- GIVEN REQUEST:
Exactly repeat the material, dropping every picture from the copy.

- Data records:
════════════════
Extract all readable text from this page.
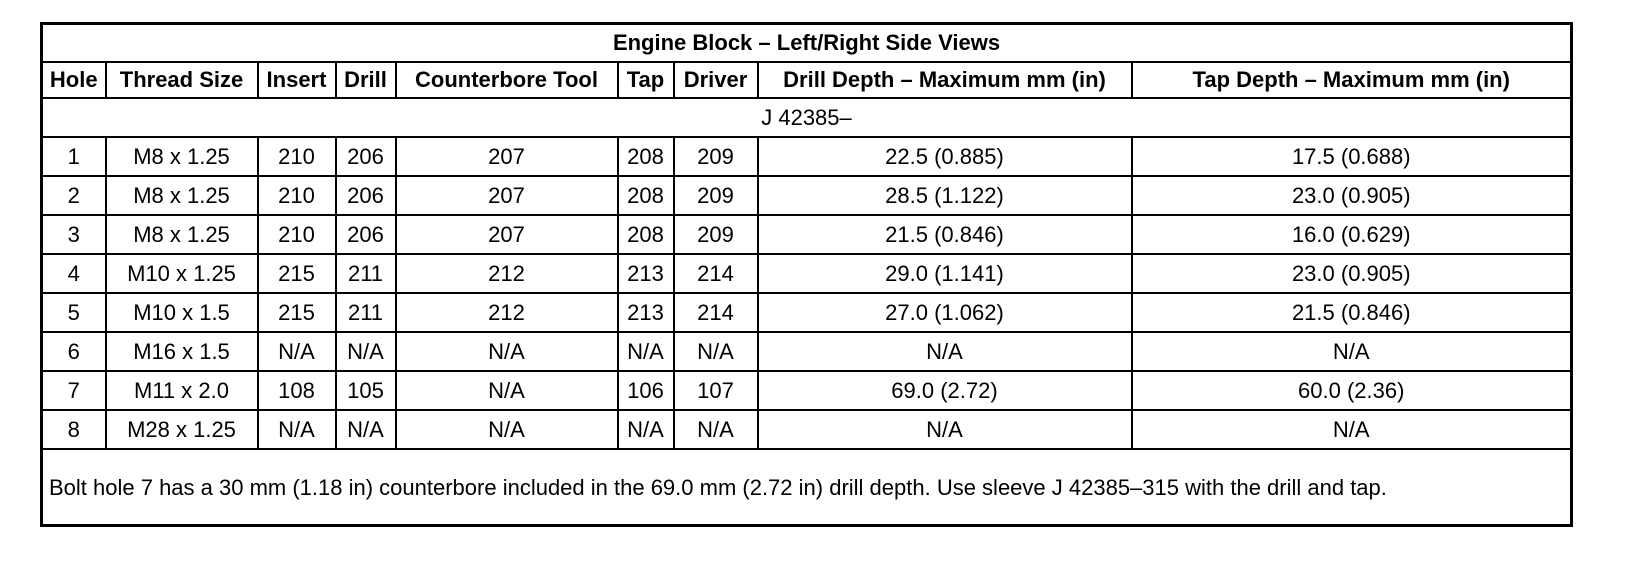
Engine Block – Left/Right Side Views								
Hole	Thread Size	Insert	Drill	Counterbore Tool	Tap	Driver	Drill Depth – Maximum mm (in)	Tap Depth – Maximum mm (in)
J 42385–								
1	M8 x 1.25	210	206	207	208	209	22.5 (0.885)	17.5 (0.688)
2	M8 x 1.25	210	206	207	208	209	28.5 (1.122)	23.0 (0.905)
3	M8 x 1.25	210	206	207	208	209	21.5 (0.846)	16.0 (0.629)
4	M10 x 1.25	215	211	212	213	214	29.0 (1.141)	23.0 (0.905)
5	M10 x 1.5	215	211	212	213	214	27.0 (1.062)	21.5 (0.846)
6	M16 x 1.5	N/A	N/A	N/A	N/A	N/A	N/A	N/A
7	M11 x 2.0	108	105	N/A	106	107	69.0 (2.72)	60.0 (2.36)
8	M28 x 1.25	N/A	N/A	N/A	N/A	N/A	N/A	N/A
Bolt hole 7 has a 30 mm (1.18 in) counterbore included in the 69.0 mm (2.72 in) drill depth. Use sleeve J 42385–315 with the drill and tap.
════════════════
- EXERCISE ANSWER:
Extract all readable text from this page.
Engine Block – Left/Right Side Views								
Hole	Thread Size	Insert	Drill	Counterbore Tool	Tap	Driver	Drill Depth – Maximum mm (in)	Tap Depth – Maximum mm (in)
J 42385–								
1	M8 x 1.25	210	206	207	208	209	22.5 (0.885)	17.5 (0.688)
2	M8 x 1.25	210	206	207	208	209	28.5 (1.122)	23.0 (0.905)
3	M8 x 1.25	210	206	207	208	209	21.5 (0.846)	16.0 (0.629)
4	M10 x 1.25	215	211	212	213	214	29.0 (1.141)	23.0 (0.905)
5	M10 x 1.5	215	211	212	213	214	27.0 (1.062)	21.5 (0.846)
6	M16 x 1.5	N/A	N/A	N/A	N/A	N/A	N/A	N/A
7	M11 x 2.0	108	105	N/A	106	107	69.0 (2.72)	60.0 (2.36)
8	M28 x 1.25	N/A	N/A	N/A	N/A	N/A	N/A	N/A
Bolt hole 7 has a 30 mm (1.18 in) counterbore included in the 69.0 mm (2.72 in) drill depth. Use sleeve J 42385–315 with the drill and tap.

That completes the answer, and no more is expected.